Start of AVAILABLE RECORDS

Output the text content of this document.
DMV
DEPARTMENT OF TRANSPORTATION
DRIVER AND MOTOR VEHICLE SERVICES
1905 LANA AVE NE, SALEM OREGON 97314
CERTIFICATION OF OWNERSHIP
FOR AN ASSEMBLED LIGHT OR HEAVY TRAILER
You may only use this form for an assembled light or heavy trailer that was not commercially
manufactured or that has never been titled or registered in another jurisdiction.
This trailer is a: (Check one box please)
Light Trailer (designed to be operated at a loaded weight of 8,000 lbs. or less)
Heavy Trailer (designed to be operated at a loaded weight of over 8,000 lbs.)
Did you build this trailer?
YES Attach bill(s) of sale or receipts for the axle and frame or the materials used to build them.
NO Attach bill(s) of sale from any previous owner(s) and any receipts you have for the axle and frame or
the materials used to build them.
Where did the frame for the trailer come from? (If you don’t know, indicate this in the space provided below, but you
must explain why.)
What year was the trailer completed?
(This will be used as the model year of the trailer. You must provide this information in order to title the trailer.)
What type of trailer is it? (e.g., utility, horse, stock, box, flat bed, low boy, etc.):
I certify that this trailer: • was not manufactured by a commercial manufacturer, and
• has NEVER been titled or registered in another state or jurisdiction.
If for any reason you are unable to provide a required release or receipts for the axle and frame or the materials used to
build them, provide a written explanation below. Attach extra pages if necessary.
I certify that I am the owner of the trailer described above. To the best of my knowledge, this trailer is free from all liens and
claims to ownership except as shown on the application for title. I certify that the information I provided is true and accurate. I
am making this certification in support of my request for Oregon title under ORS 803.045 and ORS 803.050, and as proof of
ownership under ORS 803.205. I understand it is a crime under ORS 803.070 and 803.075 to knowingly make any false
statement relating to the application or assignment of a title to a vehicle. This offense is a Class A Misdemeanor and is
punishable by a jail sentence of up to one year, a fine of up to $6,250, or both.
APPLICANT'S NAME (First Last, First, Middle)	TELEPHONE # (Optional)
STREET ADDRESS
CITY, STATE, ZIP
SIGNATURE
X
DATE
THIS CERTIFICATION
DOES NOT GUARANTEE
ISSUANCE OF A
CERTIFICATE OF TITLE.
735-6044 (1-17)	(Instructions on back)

End of AVAILABLE RECORDS

# [EXERCISE REQUIREMENTS]
Which lines hold the word "titled"? Copy each of them from the records.

# [RESPONSE TO THIS TASK]
manufactured or that has never been titled or registered in another jurisdiction.
• has NEVER been titled or registered in another state or jurisdiction.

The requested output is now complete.